→ Given instruction:
Drop all images and give the records again exactly.

→ Records supplied:
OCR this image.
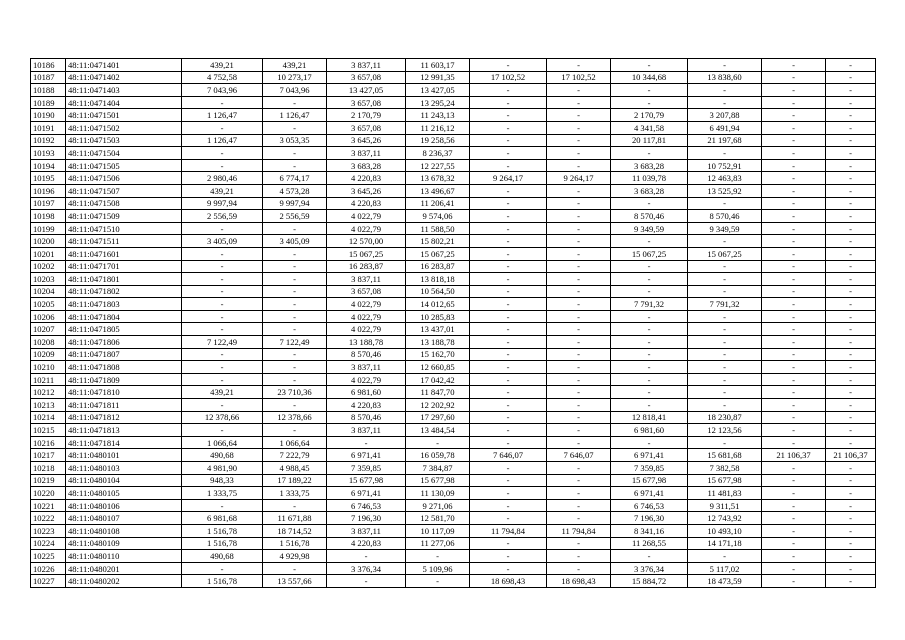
10186	48:11:0471401	439,21	439,21	3 837,11	11 603,17	-	-	-	-	-	-
10187	48:11:0471402	4 752,58	10 273,17	3 657,08	12 991,35	17 102,52	17 102,52	10 344,68	13 838,60	-	-
10188	48:11:0471403	7 043,96	7 043,96	13 427,05	13 427,05	-	-	-	-	-	-
10189	48:11:0471404	-	-	3 657,08	13 295,24	-	-	-	-	-	-
10190	48:11:0471501	1 126,47	1 126,47	2 170,79	11 243,13	-	-	2 170,79	3 207,88	-	-
10191	48:11:0471502	-	-	3 657,08	11 216,12	-	-	4 341,58	6 491,94	-	-
10192	48:11:0471503	1 126,47	3 053,35	3 645,26	19 258,56	-	-	20 117,81	21 197,68	-	-
10193	48:11:0471504	-	-	3 837,11	8 236,37	-	-	-	-	-	-
10194	48:11:0471505	-	-	3 683,28	12 227,55	-	-	3 683,28	10 752,91	-	-
10195	48:11:0471506	2 980,46	6 774,17	4 220,83	13 678,32	9 264,17	9 264,17	11 039,78	12 463,83	-	-
10196	48:11:0471507	439,21	4 573,28	3 645,26	13 496,67	-	-	3 683,28	13 525,92	-	-
10197	48:11:0471508	9 997,94	9 997,94	4 220,83	11 206,41	-	-	-	-	-	-
10198	48:11:0471509	2 556,59	2 556,59	4 022,79	9 574,06	-	-	8 570,46	8 570,46	-	-
10199	48:11:0471510	-	-	4 022,79	11 588,50	-	-	9 349,59	9 349,59	-	-
10200	48:11:0471511	3 405,09	3 405,09	12 570,00	15 802,21	-	-	-	-	-	-
10201	48:11:0471601	-	-	15 067,25	15 067,25	-	-	15 067,25	15 067,25	-	-
10202	48:11:0471701	-	-	16 283,87	16 283,87	-	-	-	-	-	-
10203	48:11:0471801	-	-	3 837,11	13 818,18	-	-	-	-	-	-
10204	48:11:0471802	-	-	3 657,08	10 564,50	-	-	-	-	-	-
10205	48:11:0471803	-	-	4 022,79	14 012,65	-	-	7 791,32	7 791,32	-	-
10206	48:11:0471804	-	-	4 022,79	10 285,83	-	-	-	-	-	-
10207	48:11:0471805	-	-	4 022,79	13 437,01	-	-	-	-	-	-
10208	48:11:0471806	7 122,49	7 122,49	13 188,78	13 188,78	-	-	-	-	-	-
10209	48:11:0471807	-	-	8 570,46	15 162,70	-	-	-	-	-	-
10210	48:11:0471808	-	-	3 837,11	12 660,85	-	-	-	-	-	-
10211	48:11:0471809	-	-	4 022,79	17 042,42	-	-	-	-	-	-
10212	48:11:0471810	439,21	23 710,36	6 981,60	11 847,70	-	-	-	-	-	-
10213	48:11:0471811	-	-	4 220,83	12 202,92	-	-	-	-	-	-
10214	48:11:0471812	12 378,66	12 378,66	8 570,46	17 297,60	-	-	12 818,41	18 230,87	-	-
10215	48:11:0471813	-	-	3 837,11	13 484,54	-	-	6 981,60	12 123,56	-	-
10216	48:11:0471814	1 066,64	1 066,64	-	-	-	-	-	-	-	-
10217	48:11:0480101	490,68	7 222,79	6 971,41	16 059,78	7 646,07	7 646,07	6 971,41	15 681,68	21 106,37	21 106,37
10218	48:11:0480103	4 981,90	4 988,45	7 359,85	7 384,87	-	-	7 359,85	7 382,58	-	-
10219	48:11:0480104	948,33	17 189,22	15 677,98	15 677,98	-	-	15 677,98	15 677,98	-	-
10220	48:11:0480105	1 333,75	1 333,75	6 971,41	11 130,09	-	-	6 971,41	11 481,83	-	-
10221	48:11:0480106	-	-	6 746,53	9 271,06	-	-	6 746,53	9 311,51	-	-
10222	48:11:0480107	6 981,68	11 671,88	7 196,30	12 581,70	-	-	7 196,30	12 743,92	-	-
10223	48:11:0480108	1 516,78	18 714,52	3 837,11	10 117,09	11 794,84	11 794,84	8 341,16	10 493,10	-	-
10224	48:11:0480109	1 516,78	1 516,78	4 220,83	11 277,06	-	-	11 268,55	14 171,18	-	-
10225	48:11:0480110	490,68	4 929,98	-	-	-	-	-	-	-	-
10226	48:11:0480201	-	-	3 376,34	5 109,96	-	-	3 376,34	5 117,02	-	-
10227	48:11:0480202	1 516,78	13 557,66	-	-	18 698,43	18 698,43	15 884,72	18 473,59	-	-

→ Correct output:
OCR this image.
10186	48:11:0471401	439,21	439,21	3 837,11	11 603,17	-	-	-	-	-	-
10187	48:11:0471402	4 752,58	10 273,17	3 657,08	12 991,35	17 102,52	17 102,52	10 344,68	13 838,60	-	-
10188	48:11:0471403	7 043,96	7 043,96	13 427,05	13 427,05	-	-	-	-	-	-
10189	48:11:0471404	-	-	3 657,08	13 295,24	-	-	-	-	-	-
10190	48:11:0471501	1 126,47	1 126,47	2 170,79	11 243,13	-	-	2 170,79	3 207,88	-	-
10191	48:11:0471502	-	-	3 657,08	11 216,12	-	-	4 341,58	6 491,94	-	-
10192	48:11:0471503	1 126,47	3 053,35	3 645,26	19 258,56	-	-	20 117,81	21 197,68	-	-
10193	48:11:0471504	-	-	3 837,11	8 236,37	-	-	-	-	-	-
10194	48:11:0471505	-	-	3 683,28	12 227,55	-	-	3 683,28	10 752,91	-	-
10195	48:11:0471506	2 980,46	6 774,17	4 220,83	13 678,32	9 264,17	9 264,17	11 039,78	12 463,83	-	-
10196	48:11:0471507	439,21	4 573,28	3 645,26	13 496,67	-	-	3 683,28	13 525,92	-	-
10197	48:11:0471508	9 997,94	9 997,94	4 220,83	11 206,41	-	-	-	-	-	-
10198	48:11:0471509	2 556,59	2 556,59	4 022,79	9 574,06	-	-	8 570,46	8 570,46	-	-
10199	48:11:0471510	-	-	4 022,79	11 588,50	-	-	9 349,59	9 349,59	-	-
10200	48:11:0471511	3 405,09	3 405,09	12 570,00	15 802,21	-	-	-	-	-	-
10201	48:11:0471601	-	-	15 067,25	15 067,25	-	-	15 067,25	15 067,25	-	-
10202	48:11:0471701	-	-	16 283,87	16 283,87	-	-	-	-	-	-
10203	48:11:0471801	-	-	3 837,11	13 818,18	-	-	-	-	-	-
10204	48:11:0471802	-	-	3 657,08	10 564,50	-	-	-	-	-	-
10205	48:11:0471803	-	-	4 022,79	14 012,65	-	-	7 791,32	7 791,32	-	-
10206	48:11:0471804	-	-	4 022,79	10 285,83	-	-	-	-	-	-
10207	48:11:0471805	-	-	4 022,79	13 437,01	-	-	-	-	-	-
10208	48:11:0471806	7 122,49	7 122,49	13 188,78	13 188,78	-	-	-	-	-	-
10209	48:11:0471807	-	-	8 570,46	15 162,70	-	-	-	-	-	-
10210	48:11:0471808	-	-	3 837,11	12 660,85	-	-	-	-	-	-
10211	48:11:0471809	-	-	4 022,79	17 042,42	-	-	-	-	-	-
10212	48:11:0471810	439,21	23 710,36	6 981,60	11 847,70	-	-	-	-	-	-
10213	48:11:0471811	-	-	4 220,83	12 202,92	-	-	-	-	-	-
10214	48:11:0471812	12 378,66	12 378,66	8 570,46	17 297,60	-	-	12 818,41	18 230,87	-	-
10215	48:11:0471813	-	-	3 837,11	13 484,54	-	-	6 981,60	12 123,56	-	-
10216	48:11:0471814	1 066,64	1 066,64	-	-	-	-	-	-	-	-
10217	48:11:0480101	490,68	7 222,79	6 971,41	16 059,78	7 646,07	7 646,07	6 971,41	15 681,68	21 106,37	21 106,37
10218	48:11:0480103	4 981,90	4 988,45	7 359,85	7 384,87	-	-	7 359,85	7 382,58	-	-
10219	48:11:0480104	948,33	17 189,22	15 677,98	15 677,98	-	-	15 677,98	15 677,98	-	-
10220	48:11:0480105	1 333,75	1 333,75	6 971,41	11 130,09	-	-	6 971,41	11 481,83	-	-
10221	48:11:0480106	-	-	6 746,53	9 271,06	-	-	6 746,53	9 311,51	-	-
10222	48:11:0480107	6 981,68	11 671,88	7 196,30	12 581,70	-	-	7 196,30	12 743,92	-	-
10223	48:11:0480108	1 516,78	18 714,52	3 837,11	10 117,09	11 794,84	11 794,84	8 341,16	10 493,10	-	-
10224	48:11:0480109	1 516,78	1 516,78	4 220,83	11 277,06	-	-	11 268,55	14 171,18	-	-
10225	48:11:0480110	490,68	4 929,98	-	-	-	-	-	-	-	-
10226	48:11:0480201	-	-	3 376,34	5 109,96	-	-	3 376,34	5 117,02	-	-
10227	48:11:0480202	1 516,78	13 557,66	-	-	18 698,43	18 698,43	15 884,72	18 473,59	-	-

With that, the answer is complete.